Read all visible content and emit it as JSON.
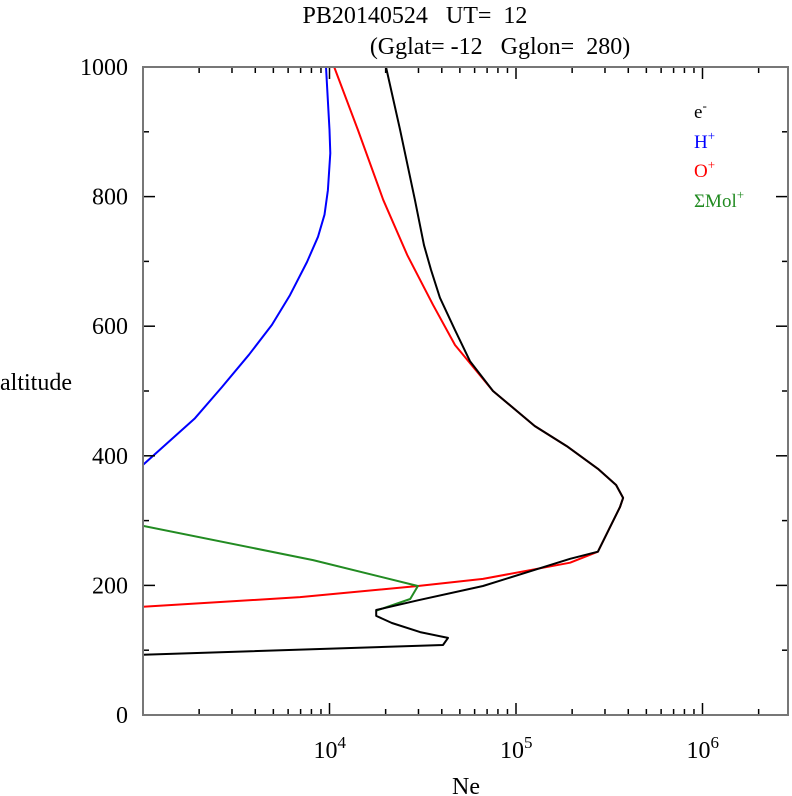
{
  "chart_data": {
    "type": "line",
    "title": "PB20140524   UT=  12",
    "subtitle": "(Gglat= -12   Gglon=  280)",
    "xlabel": "Ne",
    "ylabel": "altitude",
    "xscale": "log",
    "xlim": [
      1000,
      2800000
    ],
    "ylim": [
      0,
      1000
    ],
    "x_ticks": [
      {
        "value": 10000,
        "base": "10",
        "exp": "4"
      },
      {
        "value": 100000,
        "base": "10",
        "exp": "5"
      },
      {
        "value": 1000000,
        "base": "10",
        "exp": "6"
      }
    ],
    "y_ticks": [
      {
        "value": 0,
        "label": "0"
      },
      {
        "value": 200,
        "label": "200"
      },
      {
        "value": 400,
        "label": "400"
      },
      {
        "value": 600,
        "label": "600"
      },
      {
        "value": 800,
        "label": "800"
      },
      {
        "value": 1000,
        "label": "1000"
      }
    ],
    "y_minor_step": 100,
    "grid": false,
    "legend_position": "top-right",
    "series": [
      {
        "name": "e-",
        "label": "e",
        "sup": "-",
        "color": "#000000",
        "points": [
          [
            1000,
            93
          ],
          [
            40600,
            108
          ],
          [
            43200,
            119
          ],
          [
            30600,
            128
          ],
          [
            21600,
            142
          ],
          [
            17800,
            153
          ],
          [
            17800,
            162
          ],
          [
            29800,
            177
          ],
          [
            66500,
            199
          ],
          [
            195000,
            241
          ],
          [
            275000,
            252
          ],
          [
            361000,
            321
          ],
          [
            375000,
            335
          ],
          [
            344000,
            355
          ],
          [
            275000,
            380
          ],
          [
            187000,
            415
          ],
          [
            126000,
            446
          ],
          [
            75300,
            500
          ],
          [
            56700,
            546
          ],
          [
            47100,
            594
          ],
          [
            39100,
            644
          ],
          [
            35000,
            687
          ],
          [
            32100,
            725
          ],
          [
            28700,
            795
          ],
          [
            23900,
            903
          ],
          [
            20100,
            1000
          ]
        ]
      },
      {
        "name": "H+",
        "label": "H",
        "sup": "+",
        "color": "#0000ff",
        "points": [
          [
            1000,
            386
          ],
          [
            1900,
            458
          ],
          [
            2650,
            506
          ],
          [
            3700,
            556
          ],
          [
            4910,
            602
          ],
          [
            6140,
            648
          ],
          [
            7570,
            699
          ],
          [
            8680,
            738
          ],
          [
            9400,
            772
          ],
          [
            9800,
            810
          ],
          [
            10100,
            867
          ],
          [
            10000,
            903
          ],
          [
            9580,
            1000
          ]
        ]
      },
      {
        "name": "O+",
        "label": "O",
        "sup": "+",
        "color": "#ff0000",
        "points": [
          [
            1000,
            167
          ],
          [
            6950,
            182
          ],
          [
            29800,
            199
          ],
          [
            66500,
            210
          ],
          [
            195000,
            235
          ],
          [
            275000,
            252
          ],
          [
            361000,
            321
          ],
          [
            375000,
            335
          ],
          [
            344000,
            355
          ],
          [
            275000,
            380
          ],
          [
            187000,
            415
          ],
          [
            126000,
            446
          ],
          [
            75300,
            500
          ],
          [
            47100,
            571
          ],
          [
            35900,
            633
          ],
          [
            26100,
            710
          ],
          [
            19400,
            795
          ],
          [
            14200,
            903
          ],
          [
            10600,
            1000
          ]
        ]
      },
      {
        "name": "ΣMol+",
        "label": "ΣMol",
        "sup": "+",
        "color": "#228b22",
        "points": [
          [
            1000,
            292
          ],
          [
            8170,
            239
          ],
          [
            29800,
            199
          ],
          [
            27100,
            179
          ],
          [
            17800,
            161
          ]
        ]
      }
    ]
  }
}
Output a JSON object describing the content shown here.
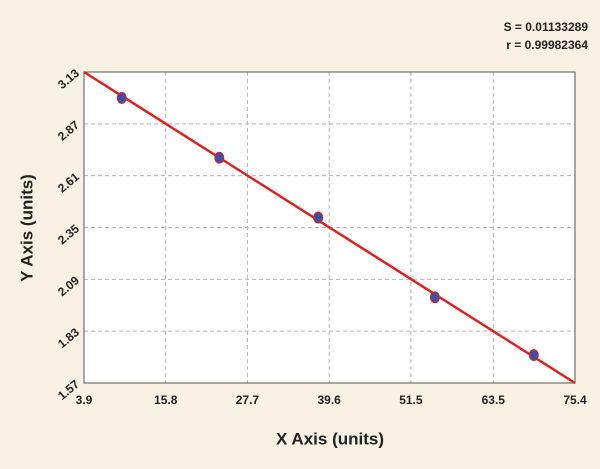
{
  "chart_data": {
    "type": "scatter",
    "annotations": [
      "S = 0.01133289",
      "r = 0.99982364"
    ],
    "x_label": "X Axis (units)",
    "y_label": "Y Axis (units)",
    "x": [
      9.4,
      23.6,
      38.0,
      55.0,
      69.4
    ],
    "values": [
      3.0,
      2.7,
      2.4,
      2.0,
      1.71
    ],
    "color": "#3d4ea3",
    "fit": {
      "x": [
        3.9,
        75.4
      ],
      "values": [
        3.13,
        1.57
      ],
      "color": "#e0201c"
    },
    "xlim": [
      3.9,
      75.4
    ],
    "xticks": [
      3.9,
      15.8,
      27.7,
      39.6,
      51.5,
      63.5,
      75.4
    ],
    "ylim": [
      1.57,
      3.13
    ],
    "yticks": [
      1.57,
      1.83,
      2.09,
      2.35,
      2.61,
      2.87,
      3.13
    ],
    "grid": true
  }
}
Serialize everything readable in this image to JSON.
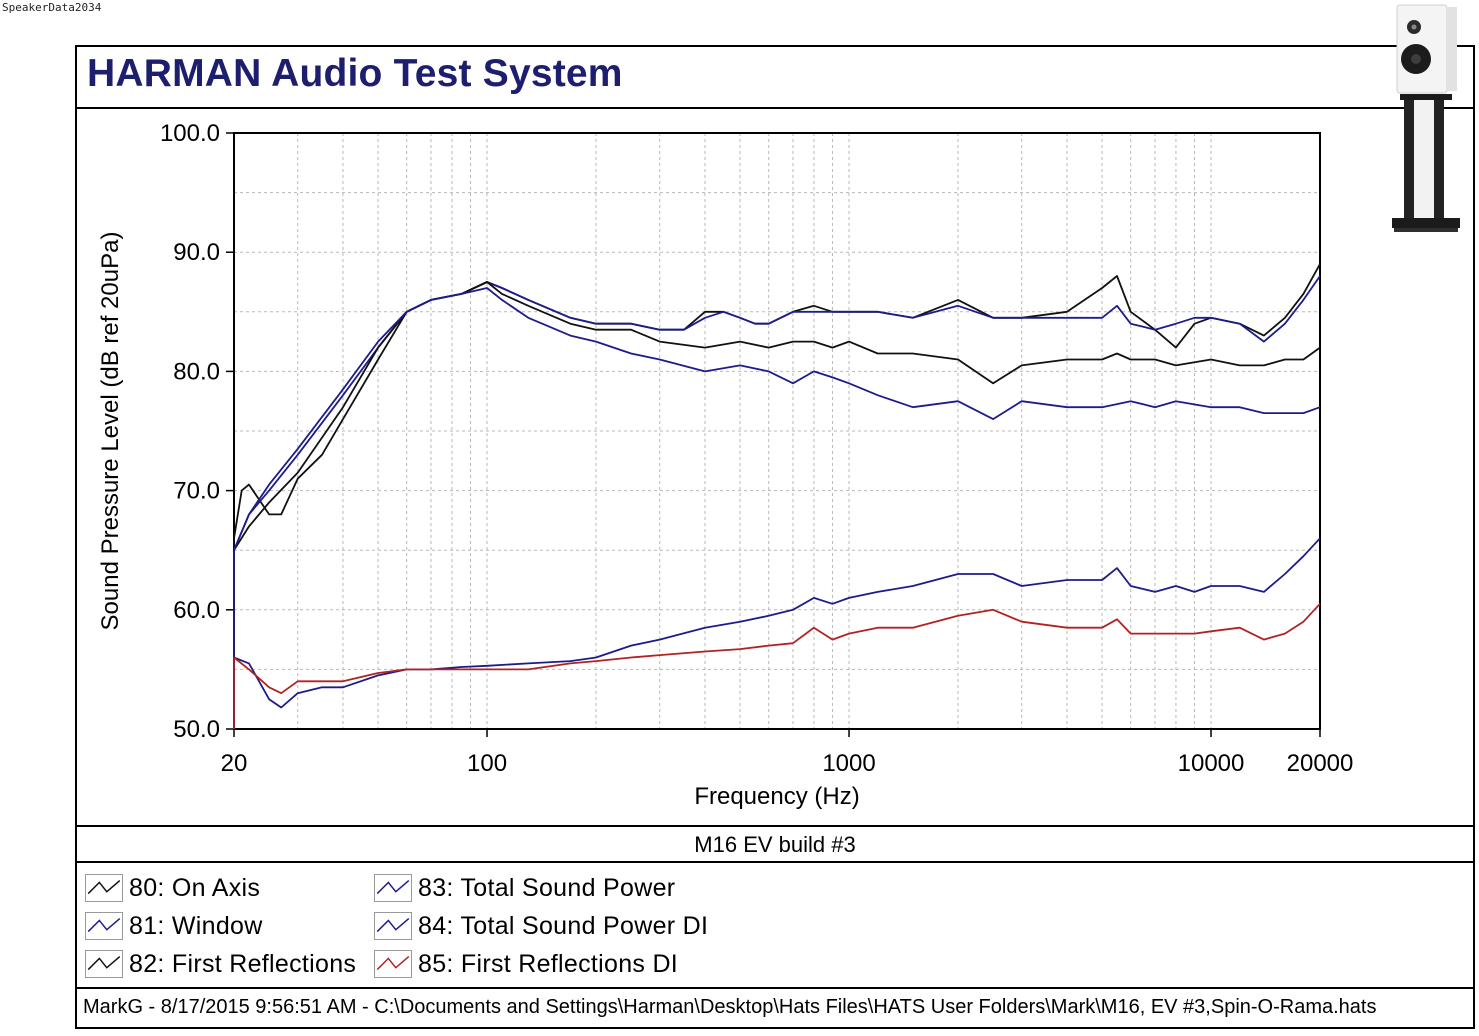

## Given problem
Each entry gets copied exactly; the pictures stay out.

## Problem solution
Read all visible content and emit it as JSON.
{
  "chart_data": {
    "type": "line",
    "title": "PB20140524   UT=  12",
    "subtitle": "(Gglat= -12   Gglon=  280)",
    "xlabel": "Ne",
    "ylabel": "altitude",
    "xscale": "log",
    "xlim": [
      1000,
      2800000
    ],
    "ylim": [
      0,
      1000
    ],
    "x_ticks": [
      {
        "value": 10000,
        "base": "10",
        "exp": "4"
      },
      {
        "value": 100000,
        "base": "10",
        "exp": "5"
      },
      {
        "value": 1000000,
        "base": "10",
        "exp": "6"
      }
    ],
    "y_ticks": [
      {
        "value": 0,
        "label": "0"
      },
      {
        "value": 200,
        "label": "200"
      },
      {
        "value": 400,
        "label": "400"
      },
      {
        "value": 600,
        "label": "600"
      },
      {
        "value": 800,
        "label": "800"
      },
      {
        "value": 1000,
        "label": "1000"
      }
    ],
    "y_minor_step": 100,
    "grid": false,
    "legend_position": "top-right",
    "series": [
      {
        "name": "e-",
        "label": "e",
        "sup": "-",
        "color": "#000000",
        "points": [
          [
            1000,
            93
          ],
          [
            40600,
            108
          ],
          [
            43200,
            119
          ],
          [
            30600,
            128
          ],
          [
            21600,
            142
          ],
          [
            17800,
            153
          ],
          [
            17800,
            162
          ],
          [
            29800,
            177
          ],
          [
            66500,
            199
          ],
          [
            195000,
            241
          ],
          [
            275000,
            252
          ],
          [
            361000,
            321
          ],
          [
            375000,
            335
          ],
          [
            344000,
            355
          ],
          [
            275000,
            380
          ],
          [
            187000,
            415
          ],
          [
            126000,
            446
          ],
          [
            75300,
            500
          ],
          [
            56700,
            546
          ],
          [
            47100,
            594
          ],
          [
            39100,
            644
          ],
          [
            35000,
            687
          ],
          [
            32100,
            725
          ],
          [
            28700,
            795
          ],
          [
            23900,
            903
          ],
          [
            20100,
            1000
          ]
        ]
      },
      {
        "name": "H+",
        "label": "H",
        "sup": "+",
        "color": "#0000ff",
        "points": [
          [
            1000,
            386
          ],
          [
            1900,
            458
          ],
          [
            2650,
            506
          ],
          [
            3700,
            556
          ],
          [
            4910,
            602
          ],
          [
            6140,
            648
          ],
          [
            7570,
            699
          ],
          [
            8680,
            738
          ],
          [
            9400,
            772
          ],
          [
            9800,
            810
          ],
          [
            10100,
            867
          ],
          [
            10000,
            903
          ],
          [
            9580,
            1000
          ]
        ]
      },
      {
        "name": "O+",
        "label": "O",
        "sup": "+",
        "color": "#ff0000",
        "points": [
          [
            1000,
            167
          ],
          [
            6950,
            182
          ],
          [
            29800,
            199
          ],
          [
            66500,
            210
          ],
          [
            195000,
            235
          ],
          [
            275000,
            252
          ],
          [
            361000,
            321
          ],
          [
            375000,
            335
          ],
          [
            344000,
            355
          ],
          [
            275000,
            380
          ],
          [
            187000,
            415
          ],
          [
            126000,
            446
          ],
          [
            75300,
            500
          ],
          [
            47100,
            571
          ],
          [
            35900,
            633
          ],
          [
            26100,
            710
          ],
          [
            19400,
            795
          ],
          [
            14200,
            903
          ],
          [
            10600,
            1000
          ]
        ]
      },
      {
        "name": "ΣMol+",
        "label": "ΣMol",
        "sup": "+",
        "color": "#228b22",
        "points": [
          [
            1000,
            292
          ],
          [
            8170,
            239
          ],
          [
            29800,
            199
          ],
          [
            27100,
            179
          ],
          [
            17800,
            161
          ]
        ]
      }
    ]
  }
}
Output a JSON object describing the content shown here.
{
  "chart_data": {
    "type": "scatter",
    "annotations": [
      "S = 0.01133289",
      "r = 0.99982364"
    ],
    "x_label": "X Axis (units)",
    "y_label": "Y Axis (units)",
    "x": [
      9.4,
      23.6,
      38.0,
      55.0,
      69.4
    ],
    "values": [
      3.0,
      2.7,
      2.4,
      2.0,
      1.71
    ],
    "color": "#3d4ea3",
    "fit": {
      "x": [
        3.9,
        75.4
      ],
      "values": [
        3.13,
        1.57
      ],
      "color": "#e0201c"
    },
    "xlim": [
      3.9,
      75.4
    ],
    "xticks": [
      3.9,
      15.8,
      27.7,
      39.6,
      51.5,
      63.5,
      75.4
    ],
    "ylim": [
      1.57,
      3.13
    ],
    "yticks": [
      1.57,
      1.83,
      2.09,
      2.35,
      2.61,
      2.87,
      3.13
    ],
    "grid": true
  }
}
Serialize everything readable in this image to JSON.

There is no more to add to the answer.